# [REQUIREMENT]
How many lines in the listing below include the word "MARCIA"? Reply with the count alone.

Stored entries:
※ ※ ※

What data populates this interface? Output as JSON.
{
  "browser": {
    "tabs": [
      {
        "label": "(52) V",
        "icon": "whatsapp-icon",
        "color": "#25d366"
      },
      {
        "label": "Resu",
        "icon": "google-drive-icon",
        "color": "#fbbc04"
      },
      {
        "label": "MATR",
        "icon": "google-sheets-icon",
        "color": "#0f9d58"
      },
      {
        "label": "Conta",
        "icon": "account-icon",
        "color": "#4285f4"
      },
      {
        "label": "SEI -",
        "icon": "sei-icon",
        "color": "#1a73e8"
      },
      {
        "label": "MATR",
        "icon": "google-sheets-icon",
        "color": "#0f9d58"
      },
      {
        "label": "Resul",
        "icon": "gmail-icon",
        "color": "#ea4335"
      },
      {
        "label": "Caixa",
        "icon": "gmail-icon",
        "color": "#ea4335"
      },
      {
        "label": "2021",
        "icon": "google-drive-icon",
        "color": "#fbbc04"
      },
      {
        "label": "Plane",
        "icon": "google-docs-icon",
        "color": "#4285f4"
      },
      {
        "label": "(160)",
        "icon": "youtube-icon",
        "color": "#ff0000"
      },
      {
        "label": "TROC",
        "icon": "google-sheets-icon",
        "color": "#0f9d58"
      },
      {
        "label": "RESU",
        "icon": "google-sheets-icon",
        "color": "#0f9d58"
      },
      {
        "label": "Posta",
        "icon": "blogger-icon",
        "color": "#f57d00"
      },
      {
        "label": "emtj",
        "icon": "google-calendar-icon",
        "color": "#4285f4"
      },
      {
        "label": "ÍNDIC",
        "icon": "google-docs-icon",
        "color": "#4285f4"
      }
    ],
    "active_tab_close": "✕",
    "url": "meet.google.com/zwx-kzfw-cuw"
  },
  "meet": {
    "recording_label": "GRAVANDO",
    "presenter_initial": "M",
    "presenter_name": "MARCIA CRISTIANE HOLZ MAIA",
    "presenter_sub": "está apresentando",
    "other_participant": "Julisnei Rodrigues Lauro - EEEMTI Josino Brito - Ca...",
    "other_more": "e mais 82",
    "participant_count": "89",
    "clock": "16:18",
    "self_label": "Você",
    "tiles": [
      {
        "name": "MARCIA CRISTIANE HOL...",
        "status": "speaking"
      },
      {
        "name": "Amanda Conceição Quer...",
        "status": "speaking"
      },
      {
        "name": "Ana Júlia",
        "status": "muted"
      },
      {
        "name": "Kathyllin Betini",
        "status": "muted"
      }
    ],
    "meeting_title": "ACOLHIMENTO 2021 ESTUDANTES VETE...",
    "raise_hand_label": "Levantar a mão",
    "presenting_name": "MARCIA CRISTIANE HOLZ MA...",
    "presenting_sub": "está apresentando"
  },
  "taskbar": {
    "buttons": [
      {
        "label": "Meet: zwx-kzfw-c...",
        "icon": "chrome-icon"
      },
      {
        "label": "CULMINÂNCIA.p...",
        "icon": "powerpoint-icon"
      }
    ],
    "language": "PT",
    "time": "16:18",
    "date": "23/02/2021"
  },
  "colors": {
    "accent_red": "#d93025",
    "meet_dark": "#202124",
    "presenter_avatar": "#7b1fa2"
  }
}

※ ※ ※

# [TASK SOLUTION]
3